Pull out every line from the listing that has the word "eſtas".

(Collected data entries)
# # # # # # #
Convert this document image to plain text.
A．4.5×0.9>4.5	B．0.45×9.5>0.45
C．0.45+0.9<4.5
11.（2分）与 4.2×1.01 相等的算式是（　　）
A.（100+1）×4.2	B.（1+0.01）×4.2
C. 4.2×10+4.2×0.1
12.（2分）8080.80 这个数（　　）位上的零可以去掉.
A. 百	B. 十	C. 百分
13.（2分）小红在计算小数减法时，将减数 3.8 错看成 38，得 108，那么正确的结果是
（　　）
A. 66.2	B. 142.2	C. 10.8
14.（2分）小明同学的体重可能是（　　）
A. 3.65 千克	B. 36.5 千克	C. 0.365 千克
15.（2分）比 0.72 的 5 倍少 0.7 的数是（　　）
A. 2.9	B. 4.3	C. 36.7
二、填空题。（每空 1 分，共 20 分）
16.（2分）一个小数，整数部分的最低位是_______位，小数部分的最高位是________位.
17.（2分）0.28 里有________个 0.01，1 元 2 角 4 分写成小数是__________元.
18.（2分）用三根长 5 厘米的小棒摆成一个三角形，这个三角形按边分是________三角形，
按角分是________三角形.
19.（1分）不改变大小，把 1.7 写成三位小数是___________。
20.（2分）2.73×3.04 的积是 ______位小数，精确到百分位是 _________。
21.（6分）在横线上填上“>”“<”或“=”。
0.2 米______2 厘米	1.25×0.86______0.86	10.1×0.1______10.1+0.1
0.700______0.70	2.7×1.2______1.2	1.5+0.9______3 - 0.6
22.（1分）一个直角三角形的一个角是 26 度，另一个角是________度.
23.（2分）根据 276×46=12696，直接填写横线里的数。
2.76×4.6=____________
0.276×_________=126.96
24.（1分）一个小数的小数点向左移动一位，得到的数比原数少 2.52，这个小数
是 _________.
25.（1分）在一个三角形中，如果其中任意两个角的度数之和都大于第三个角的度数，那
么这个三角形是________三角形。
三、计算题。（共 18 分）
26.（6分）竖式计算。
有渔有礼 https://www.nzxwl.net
# # # # # # #
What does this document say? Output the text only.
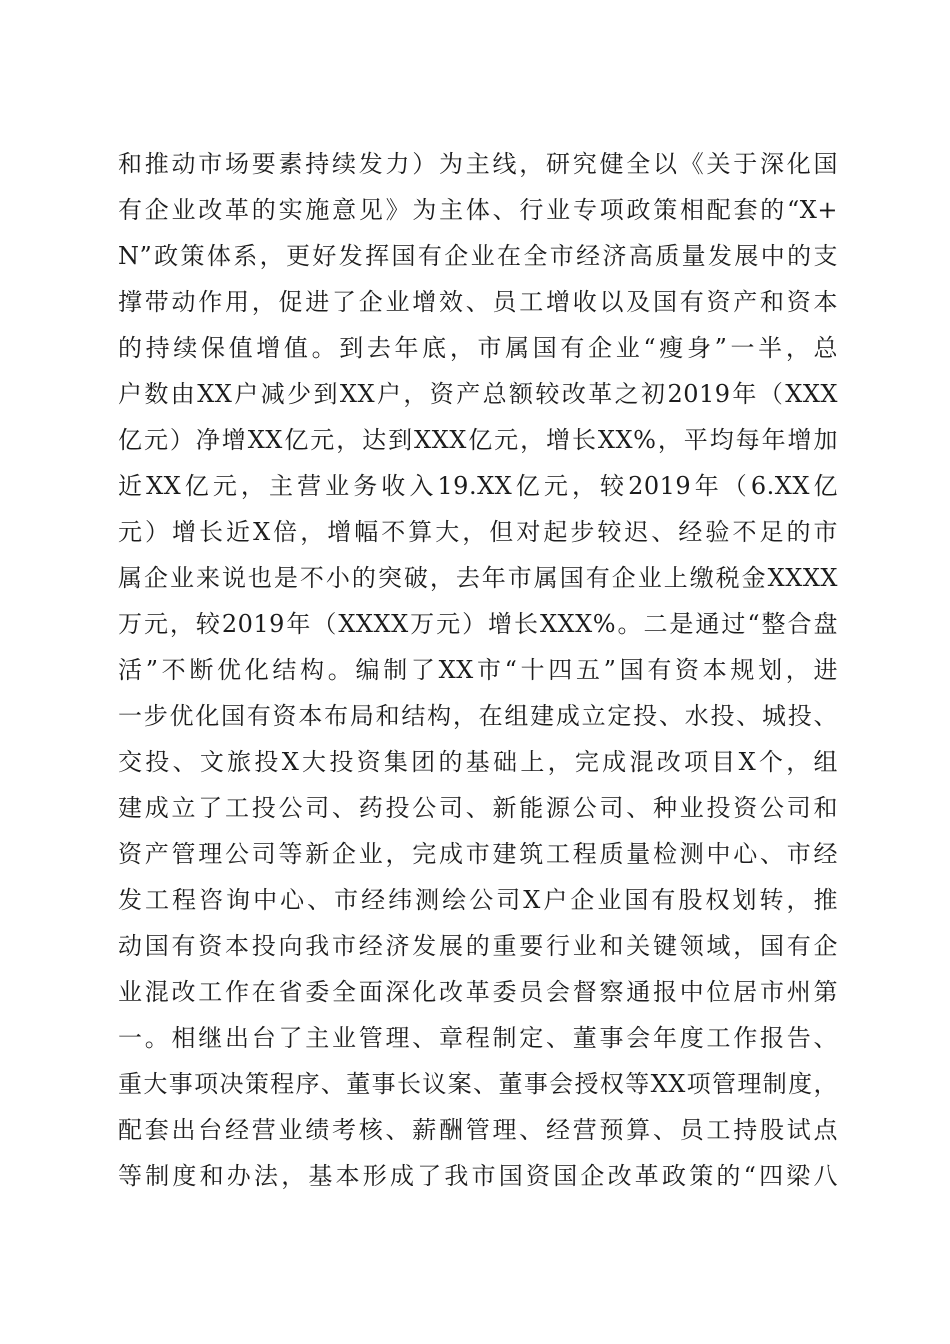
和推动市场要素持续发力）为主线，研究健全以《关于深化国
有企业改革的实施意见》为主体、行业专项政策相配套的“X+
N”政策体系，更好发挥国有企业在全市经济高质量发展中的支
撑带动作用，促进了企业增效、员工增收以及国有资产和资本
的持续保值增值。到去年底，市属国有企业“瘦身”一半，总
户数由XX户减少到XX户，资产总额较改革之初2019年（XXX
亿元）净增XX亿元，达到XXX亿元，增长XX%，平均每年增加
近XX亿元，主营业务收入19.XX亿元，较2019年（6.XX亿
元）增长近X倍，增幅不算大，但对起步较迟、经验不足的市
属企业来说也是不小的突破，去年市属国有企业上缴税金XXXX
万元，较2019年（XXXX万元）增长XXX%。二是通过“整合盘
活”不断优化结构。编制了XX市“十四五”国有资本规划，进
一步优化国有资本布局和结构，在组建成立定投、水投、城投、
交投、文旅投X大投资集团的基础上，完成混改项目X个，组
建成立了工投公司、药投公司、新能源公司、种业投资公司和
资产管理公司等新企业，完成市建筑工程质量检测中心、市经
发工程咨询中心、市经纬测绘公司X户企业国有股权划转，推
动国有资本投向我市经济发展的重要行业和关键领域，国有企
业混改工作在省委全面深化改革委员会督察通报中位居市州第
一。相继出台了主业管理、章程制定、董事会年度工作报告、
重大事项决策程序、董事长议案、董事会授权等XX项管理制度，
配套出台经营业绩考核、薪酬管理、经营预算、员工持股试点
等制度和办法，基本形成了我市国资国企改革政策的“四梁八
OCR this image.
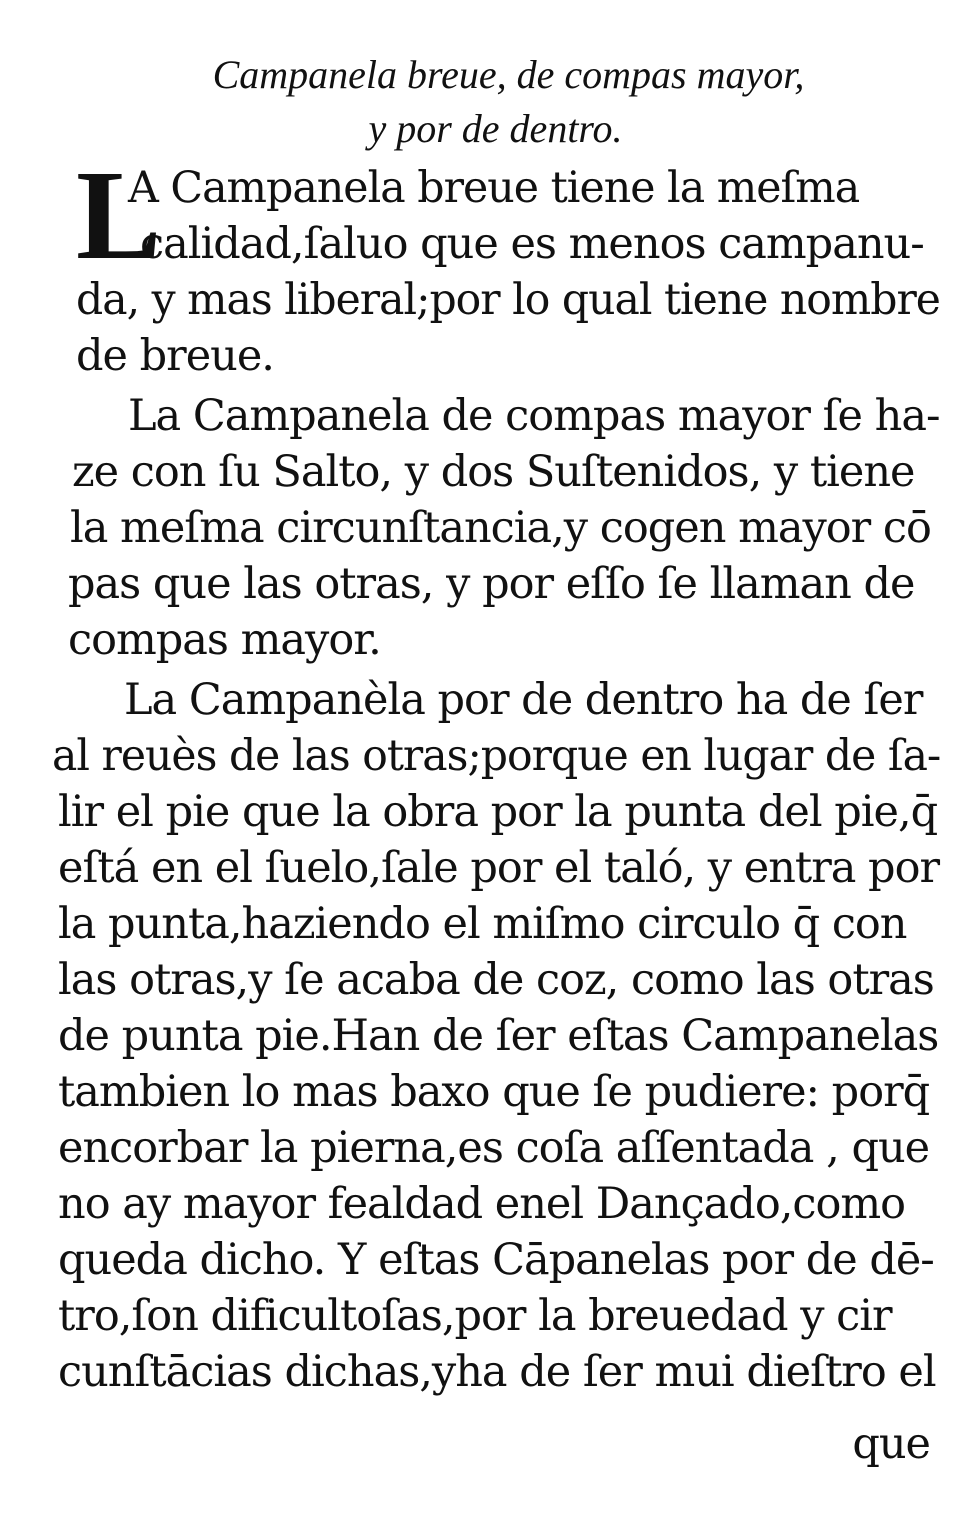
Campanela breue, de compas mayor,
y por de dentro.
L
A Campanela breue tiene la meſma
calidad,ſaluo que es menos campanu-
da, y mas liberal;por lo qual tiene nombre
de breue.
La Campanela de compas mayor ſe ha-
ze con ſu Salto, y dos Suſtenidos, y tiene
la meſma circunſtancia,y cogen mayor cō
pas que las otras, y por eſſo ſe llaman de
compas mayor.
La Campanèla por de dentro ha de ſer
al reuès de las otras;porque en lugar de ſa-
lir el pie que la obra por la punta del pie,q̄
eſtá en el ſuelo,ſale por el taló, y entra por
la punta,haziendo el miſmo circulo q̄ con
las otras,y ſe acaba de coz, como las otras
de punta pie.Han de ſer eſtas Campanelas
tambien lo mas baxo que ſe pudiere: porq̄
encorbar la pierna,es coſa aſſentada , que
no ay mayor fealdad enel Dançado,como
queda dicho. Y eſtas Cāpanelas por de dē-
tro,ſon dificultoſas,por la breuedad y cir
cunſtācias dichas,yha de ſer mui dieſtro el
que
# # # # # # #
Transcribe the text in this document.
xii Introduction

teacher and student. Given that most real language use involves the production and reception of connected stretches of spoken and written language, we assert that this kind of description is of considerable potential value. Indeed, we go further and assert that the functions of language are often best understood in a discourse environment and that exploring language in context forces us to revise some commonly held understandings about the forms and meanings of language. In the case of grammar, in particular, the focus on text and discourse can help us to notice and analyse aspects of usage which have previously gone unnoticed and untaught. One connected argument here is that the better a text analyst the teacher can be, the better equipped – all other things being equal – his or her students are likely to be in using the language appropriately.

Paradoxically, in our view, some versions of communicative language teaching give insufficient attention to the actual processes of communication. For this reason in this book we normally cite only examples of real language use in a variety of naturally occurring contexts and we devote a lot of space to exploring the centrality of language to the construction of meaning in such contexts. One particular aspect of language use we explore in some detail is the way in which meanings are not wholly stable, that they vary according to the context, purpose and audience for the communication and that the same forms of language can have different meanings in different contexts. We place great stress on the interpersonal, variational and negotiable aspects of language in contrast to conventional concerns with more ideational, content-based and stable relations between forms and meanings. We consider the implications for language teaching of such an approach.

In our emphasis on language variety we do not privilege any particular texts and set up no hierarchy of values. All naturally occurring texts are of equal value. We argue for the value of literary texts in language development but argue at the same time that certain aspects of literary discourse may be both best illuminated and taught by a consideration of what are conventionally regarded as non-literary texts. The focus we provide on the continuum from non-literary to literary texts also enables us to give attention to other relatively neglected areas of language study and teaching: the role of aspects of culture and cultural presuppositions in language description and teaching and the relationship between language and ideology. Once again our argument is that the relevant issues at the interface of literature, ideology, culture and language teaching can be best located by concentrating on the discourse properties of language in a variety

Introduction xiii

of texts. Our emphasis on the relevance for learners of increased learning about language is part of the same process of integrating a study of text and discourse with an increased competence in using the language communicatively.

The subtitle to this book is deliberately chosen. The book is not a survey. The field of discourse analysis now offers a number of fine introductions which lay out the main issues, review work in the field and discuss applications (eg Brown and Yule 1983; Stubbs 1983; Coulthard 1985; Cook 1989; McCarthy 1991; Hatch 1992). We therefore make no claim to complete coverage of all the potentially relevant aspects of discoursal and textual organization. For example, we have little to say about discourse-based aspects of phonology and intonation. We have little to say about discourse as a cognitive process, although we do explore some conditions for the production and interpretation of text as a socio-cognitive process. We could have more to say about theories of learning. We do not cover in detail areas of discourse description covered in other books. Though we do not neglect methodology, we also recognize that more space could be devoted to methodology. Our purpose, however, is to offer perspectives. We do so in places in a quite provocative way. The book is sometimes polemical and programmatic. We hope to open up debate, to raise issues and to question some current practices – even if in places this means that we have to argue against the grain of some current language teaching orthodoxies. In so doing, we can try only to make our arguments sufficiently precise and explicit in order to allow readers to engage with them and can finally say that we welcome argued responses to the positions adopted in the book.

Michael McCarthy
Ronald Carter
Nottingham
# # # # # # #
▶ _Exercise result_:
de punta pie.Han de ſer eſtas Campanelas
queda dicho. Y eſtas Cāpanelas por de dē-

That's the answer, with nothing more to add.